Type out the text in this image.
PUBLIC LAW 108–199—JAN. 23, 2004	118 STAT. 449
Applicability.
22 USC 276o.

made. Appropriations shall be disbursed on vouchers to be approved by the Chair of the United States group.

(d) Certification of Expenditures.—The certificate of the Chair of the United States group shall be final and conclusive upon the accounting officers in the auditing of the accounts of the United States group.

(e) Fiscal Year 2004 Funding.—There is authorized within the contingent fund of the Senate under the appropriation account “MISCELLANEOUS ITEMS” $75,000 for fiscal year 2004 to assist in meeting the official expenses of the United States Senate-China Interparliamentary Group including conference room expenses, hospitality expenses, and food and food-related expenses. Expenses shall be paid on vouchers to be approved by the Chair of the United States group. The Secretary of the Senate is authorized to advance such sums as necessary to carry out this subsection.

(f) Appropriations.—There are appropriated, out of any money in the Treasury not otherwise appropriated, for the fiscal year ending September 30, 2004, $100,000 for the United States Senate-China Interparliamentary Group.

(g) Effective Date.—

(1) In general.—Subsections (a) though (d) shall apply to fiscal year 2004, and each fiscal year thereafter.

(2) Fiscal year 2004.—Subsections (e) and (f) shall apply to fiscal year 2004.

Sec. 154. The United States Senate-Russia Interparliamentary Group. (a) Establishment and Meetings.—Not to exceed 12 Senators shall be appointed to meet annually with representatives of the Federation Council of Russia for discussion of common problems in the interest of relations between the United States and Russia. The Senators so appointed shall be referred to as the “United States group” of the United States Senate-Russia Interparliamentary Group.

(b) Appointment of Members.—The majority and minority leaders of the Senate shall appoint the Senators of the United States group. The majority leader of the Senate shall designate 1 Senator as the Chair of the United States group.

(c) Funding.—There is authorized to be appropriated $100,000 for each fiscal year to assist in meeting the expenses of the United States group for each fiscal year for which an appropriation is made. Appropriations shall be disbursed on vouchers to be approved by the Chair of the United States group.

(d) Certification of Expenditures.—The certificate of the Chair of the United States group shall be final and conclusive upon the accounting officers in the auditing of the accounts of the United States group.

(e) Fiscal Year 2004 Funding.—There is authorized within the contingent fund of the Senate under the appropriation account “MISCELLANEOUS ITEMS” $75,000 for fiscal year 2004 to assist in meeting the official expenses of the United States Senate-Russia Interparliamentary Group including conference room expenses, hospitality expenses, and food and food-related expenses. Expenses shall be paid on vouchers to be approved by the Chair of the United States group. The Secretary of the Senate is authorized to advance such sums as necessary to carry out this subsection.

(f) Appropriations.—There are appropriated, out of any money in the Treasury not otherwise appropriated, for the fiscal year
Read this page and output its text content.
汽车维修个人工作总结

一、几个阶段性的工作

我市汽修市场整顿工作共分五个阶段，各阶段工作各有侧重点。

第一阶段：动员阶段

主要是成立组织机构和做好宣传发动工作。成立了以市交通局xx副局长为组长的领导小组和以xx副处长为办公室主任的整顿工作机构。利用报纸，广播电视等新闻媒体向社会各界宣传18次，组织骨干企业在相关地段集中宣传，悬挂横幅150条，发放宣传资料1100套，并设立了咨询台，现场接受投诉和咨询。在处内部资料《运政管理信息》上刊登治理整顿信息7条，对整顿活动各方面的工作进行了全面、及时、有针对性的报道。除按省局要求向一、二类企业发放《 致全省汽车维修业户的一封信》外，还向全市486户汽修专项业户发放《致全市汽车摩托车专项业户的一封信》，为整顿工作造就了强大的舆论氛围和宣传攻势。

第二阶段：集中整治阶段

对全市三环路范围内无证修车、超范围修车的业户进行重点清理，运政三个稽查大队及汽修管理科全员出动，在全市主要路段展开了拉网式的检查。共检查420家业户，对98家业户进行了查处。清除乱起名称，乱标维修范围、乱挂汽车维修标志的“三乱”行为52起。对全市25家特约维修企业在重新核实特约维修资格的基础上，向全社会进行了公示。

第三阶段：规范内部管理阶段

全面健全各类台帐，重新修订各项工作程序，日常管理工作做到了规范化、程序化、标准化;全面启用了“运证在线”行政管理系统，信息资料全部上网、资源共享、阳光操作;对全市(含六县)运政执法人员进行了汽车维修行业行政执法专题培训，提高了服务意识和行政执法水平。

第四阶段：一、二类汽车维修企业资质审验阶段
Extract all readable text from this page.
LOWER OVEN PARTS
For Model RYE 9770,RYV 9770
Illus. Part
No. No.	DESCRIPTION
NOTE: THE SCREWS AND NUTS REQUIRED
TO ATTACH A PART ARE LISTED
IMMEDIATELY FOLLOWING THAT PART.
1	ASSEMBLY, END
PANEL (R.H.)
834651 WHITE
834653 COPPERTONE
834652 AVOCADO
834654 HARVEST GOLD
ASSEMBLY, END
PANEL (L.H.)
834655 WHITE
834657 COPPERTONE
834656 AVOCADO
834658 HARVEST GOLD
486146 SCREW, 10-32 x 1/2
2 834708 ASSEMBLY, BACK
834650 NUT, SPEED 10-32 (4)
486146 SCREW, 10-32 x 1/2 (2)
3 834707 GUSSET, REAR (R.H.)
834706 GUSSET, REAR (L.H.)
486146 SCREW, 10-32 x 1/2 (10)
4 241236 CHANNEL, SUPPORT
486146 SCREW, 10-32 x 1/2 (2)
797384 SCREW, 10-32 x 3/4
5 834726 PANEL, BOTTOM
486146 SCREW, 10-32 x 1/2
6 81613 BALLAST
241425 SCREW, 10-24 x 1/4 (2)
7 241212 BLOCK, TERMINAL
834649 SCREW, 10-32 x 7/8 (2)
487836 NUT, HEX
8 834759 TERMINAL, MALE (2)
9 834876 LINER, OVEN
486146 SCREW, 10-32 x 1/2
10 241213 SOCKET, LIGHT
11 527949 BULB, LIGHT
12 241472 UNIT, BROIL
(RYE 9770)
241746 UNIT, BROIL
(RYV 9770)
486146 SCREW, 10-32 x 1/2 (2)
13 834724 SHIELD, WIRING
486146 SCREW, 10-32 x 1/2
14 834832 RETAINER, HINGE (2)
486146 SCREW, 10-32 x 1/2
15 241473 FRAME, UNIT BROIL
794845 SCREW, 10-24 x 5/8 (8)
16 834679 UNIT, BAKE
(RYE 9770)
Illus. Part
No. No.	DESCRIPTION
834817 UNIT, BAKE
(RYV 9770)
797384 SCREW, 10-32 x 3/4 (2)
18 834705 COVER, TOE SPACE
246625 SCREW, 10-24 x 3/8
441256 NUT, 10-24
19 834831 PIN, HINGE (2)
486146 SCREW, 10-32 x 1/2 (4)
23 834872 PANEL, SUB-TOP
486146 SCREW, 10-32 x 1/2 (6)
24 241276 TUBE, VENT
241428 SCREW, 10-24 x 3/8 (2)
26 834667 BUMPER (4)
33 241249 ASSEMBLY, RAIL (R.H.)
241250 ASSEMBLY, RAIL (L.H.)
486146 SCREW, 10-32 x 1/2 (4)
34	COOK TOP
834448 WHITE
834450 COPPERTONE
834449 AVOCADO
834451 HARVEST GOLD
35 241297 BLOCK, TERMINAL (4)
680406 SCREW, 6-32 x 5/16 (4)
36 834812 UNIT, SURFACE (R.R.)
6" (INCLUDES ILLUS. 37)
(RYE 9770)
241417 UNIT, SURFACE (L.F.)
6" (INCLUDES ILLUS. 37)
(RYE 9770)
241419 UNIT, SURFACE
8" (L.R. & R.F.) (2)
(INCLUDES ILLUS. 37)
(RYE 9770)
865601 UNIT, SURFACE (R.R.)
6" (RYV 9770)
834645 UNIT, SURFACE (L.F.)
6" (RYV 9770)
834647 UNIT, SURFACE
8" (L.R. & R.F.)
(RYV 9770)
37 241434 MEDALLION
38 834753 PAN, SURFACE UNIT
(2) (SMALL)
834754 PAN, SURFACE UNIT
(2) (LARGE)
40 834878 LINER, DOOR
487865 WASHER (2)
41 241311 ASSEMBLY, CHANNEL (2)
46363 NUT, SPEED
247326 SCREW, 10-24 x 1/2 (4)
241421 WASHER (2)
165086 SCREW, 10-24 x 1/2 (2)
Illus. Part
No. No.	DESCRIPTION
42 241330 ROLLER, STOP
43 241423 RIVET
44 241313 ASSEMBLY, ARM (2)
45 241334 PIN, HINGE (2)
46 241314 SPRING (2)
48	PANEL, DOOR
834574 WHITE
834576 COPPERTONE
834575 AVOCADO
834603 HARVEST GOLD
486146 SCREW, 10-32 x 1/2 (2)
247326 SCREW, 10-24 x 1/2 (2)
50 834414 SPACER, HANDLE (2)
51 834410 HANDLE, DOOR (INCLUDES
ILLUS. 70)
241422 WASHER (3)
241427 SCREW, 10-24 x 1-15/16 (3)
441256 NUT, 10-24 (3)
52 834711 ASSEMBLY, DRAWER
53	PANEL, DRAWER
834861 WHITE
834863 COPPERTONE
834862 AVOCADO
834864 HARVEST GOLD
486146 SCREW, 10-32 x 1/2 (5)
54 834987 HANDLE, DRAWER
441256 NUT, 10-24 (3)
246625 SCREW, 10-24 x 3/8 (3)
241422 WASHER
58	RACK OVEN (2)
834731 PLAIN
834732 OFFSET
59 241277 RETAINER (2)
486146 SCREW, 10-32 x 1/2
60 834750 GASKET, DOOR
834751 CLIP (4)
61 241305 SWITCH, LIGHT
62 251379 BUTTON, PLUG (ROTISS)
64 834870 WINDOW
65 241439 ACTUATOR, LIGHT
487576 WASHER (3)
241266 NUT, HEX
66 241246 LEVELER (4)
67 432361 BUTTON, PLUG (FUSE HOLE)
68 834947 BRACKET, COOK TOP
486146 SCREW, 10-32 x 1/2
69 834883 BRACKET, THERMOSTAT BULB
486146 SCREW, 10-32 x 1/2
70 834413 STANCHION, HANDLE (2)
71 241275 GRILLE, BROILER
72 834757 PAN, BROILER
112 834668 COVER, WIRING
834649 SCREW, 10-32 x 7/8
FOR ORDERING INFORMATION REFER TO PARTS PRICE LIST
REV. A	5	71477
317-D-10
..........
*EXERCISE INSTRUCTIONS:* Of all the lines in the entries, how many contain the word "PARTS"? Give only the number.

*RESULT OF THIS TASK:* 2